--- START Given entries ---

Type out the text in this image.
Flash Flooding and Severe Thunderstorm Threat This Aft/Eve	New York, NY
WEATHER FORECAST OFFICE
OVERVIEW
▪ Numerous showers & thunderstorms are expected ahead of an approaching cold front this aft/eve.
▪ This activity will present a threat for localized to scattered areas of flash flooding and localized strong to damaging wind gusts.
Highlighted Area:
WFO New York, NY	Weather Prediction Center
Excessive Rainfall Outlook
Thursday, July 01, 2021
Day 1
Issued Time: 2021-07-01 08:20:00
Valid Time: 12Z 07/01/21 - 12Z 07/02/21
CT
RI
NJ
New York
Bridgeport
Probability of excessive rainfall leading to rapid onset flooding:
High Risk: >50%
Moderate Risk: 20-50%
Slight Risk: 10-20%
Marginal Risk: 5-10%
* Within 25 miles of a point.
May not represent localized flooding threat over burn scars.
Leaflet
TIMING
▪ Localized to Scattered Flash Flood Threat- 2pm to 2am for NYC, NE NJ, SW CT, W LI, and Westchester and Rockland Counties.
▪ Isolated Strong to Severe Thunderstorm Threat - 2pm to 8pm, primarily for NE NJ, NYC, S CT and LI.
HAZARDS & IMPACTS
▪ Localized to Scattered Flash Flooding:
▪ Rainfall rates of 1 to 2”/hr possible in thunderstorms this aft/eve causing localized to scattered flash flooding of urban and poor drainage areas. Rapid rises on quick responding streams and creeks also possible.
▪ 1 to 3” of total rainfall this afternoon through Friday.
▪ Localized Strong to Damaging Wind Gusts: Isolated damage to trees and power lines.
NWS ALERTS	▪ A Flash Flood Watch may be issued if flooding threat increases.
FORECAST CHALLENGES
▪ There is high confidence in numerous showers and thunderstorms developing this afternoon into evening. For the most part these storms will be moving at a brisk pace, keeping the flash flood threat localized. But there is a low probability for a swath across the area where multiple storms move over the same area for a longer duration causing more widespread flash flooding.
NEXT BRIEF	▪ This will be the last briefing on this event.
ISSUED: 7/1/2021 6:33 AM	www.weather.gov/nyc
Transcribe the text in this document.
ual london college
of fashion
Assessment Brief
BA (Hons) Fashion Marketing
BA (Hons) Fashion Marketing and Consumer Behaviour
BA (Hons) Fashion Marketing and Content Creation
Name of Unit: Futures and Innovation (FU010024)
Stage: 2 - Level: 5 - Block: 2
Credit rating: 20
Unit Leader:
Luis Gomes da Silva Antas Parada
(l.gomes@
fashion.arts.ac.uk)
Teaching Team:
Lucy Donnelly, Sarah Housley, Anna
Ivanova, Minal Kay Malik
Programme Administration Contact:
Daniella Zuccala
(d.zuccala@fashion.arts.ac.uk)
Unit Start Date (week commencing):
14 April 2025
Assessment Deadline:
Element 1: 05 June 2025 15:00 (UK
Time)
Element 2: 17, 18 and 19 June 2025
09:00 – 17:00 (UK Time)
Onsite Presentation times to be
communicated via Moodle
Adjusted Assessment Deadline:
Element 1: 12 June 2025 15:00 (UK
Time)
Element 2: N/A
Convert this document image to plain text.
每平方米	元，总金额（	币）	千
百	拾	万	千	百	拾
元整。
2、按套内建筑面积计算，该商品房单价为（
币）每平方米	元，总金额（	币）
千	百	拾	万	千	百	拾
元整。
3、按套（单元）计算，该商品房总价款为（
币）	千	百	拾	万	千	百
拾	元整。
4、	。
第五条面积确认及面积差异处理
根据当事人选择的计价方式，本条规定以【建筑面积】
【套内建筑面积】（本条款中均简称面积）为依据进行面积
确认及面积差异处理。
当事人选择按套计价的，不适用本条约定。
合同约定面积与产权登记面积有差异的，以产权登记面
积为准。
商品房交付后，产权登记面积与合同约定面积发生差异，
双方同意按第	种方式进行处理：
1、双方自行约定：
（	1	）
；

--- END Given entries ---

▸ Task to carry out
Restate all of the entries exactly, please.

▸ Written reply
Type out the text in this image.
Flash Flooding and Severe Thunderstorm Threat This Aft/Eve	New York, NY
WEATHER FORECAST OFFICE
OVERVIEW
▪ Numerous showers & thunderstorms are expected ahead of an approaching cold front this aft/eve.
▪ This activity will present a threat for localized to scattered areas of flash flooding and localized strong to damaging wind gusts.
Highlighted Area:
WFO New York, NY	Weather Prediction Center
Excessive Rainfall Outlook
Thursday, July 01, 2021
Day 1
Issued Time: 2021-07-01 08:20:00
Valid Time: 12Z 07/01/21 - 12Z 07/02/21
CT
RI
NJ
New York
Bridgeport
Probability of excessive rainfall leading to rapid onset flooding:
High Risk: >50%
Moderate Risk: 20-50%
Slight Risk: 10-20%
Marginal Risk: 5-10%
* Within 25 miles of a point.
May not represent localized flooding threat over burn scars.
Leaflet
TIMING
▪ Localized to Scattered Flash Flood Threat- 2pm to 2am for NYC, NE NJ, SW CT, W LI, and Westchester and Rockland Counties.
▪ Isolated Strong to Severe Thunderstorm Threat - 2pm to 8pm, primarily for NE NJ, NYC, S CT and LI.
HAZARDS & IMPACTS
▪ Localized to Scattered Flash Flooding:
▪ Rainfall rates of 1 to 2”/hr possible in thunderstorms this aft/eve causing localized to scattered flash flooding of urban and poor drainage areas. Rapid rises on quick responding streams and creeks also possible.
▪ 1 to 3” of total rainfall this afternoon through Friday.
▪ Localized Strong to Damaging Wind Gusts: Isolated damage to trees and power lines.
NWS ALERTS	▪ A Flash Flood Watch may be issued if flooding threat increases.
FORECAST CHALLENGES
▪ There is high confidence in numerous showers and thunderstorms developing this afternoon into evening. For the most part these storms will be moving at a brisk pace, keeping the flash flood threat localized. But there is a low probability for a swath across the area where multiple storms move over the same area for a longer duration causing more widespread flash flooding.
NEXT BRIEF	▪ This will be the last briefing on this event.
ISSUED: 7/1/2021 6:33 AM	www.weather.gov/nyc
Transcribe the text in this document.
ual london college
of fashion
Assessment Brief
BA (Hons) Fashion Marketing
BA (Hons) Fashion Marketing and Consumer Behaviour
BA (Hons) Fashion Marketing and Content Creation
Name of Unit: Futures and Innovation (FU010024)
Stage: 2 - Level: 5 - Block: 2
Credit rating: 20
Unit Leader:
Luis Gomes da Silva Antas Parada
(l.gomes@
fashion.arts.ac.uk)
Teaching Team:
Lucy Donnelly, Sarah Housley, Anna
Ivanova, Minal Kay Malik
Programme Administration Contact:
Daniella Zuccala
(d.zuccala@fashion.arts.ac.uk)
Unit Start Date (week commencing):
14 April 2025
Assessment Deadline:
Element 1: 05 June 2025 15:00 (UK
Time)
Element 2: 17, 18 and 19 June 2025
09:00 – 17:00 (UK Time)
Onsite Presentation times to be
communicated via Moodle
Adjusted Assessment Deadline:
Element 1: 12 June 2025 15:00 (UK
Time)
Element 2: N/A
Convert this document image to plain text.
每平方米	元，总金额（	币）	千
百	拾	万	千	百	拾
元整。
2、按套内建筑面积计算，该商品房单价为（
币）每平方米	元，总金额（	币）
千	百	拾	万	千	百	拾
元整。
3、按套（单元）计算，该商品房总价款为（
币）	千	百	拾	万	千	百
拾	元整。
4、	。
第五条面积确认及面积差异处理
根据当事人选择的计价方式，本条规定以【建筑面积】
【套内建筑面积】（本条款中均简称面积）为依据进行面积
确认及面积差异处理。
当事人选择按套计价的，不适用本条约定。
合同约定面积与产权登记面积有差异的，以产权登记面
积为准。
商品房交付后，产权登记面积与合同约定面积发生差异，
双方同意按第	种方式进行处理：
1、双方自行约定：
（	1	）
；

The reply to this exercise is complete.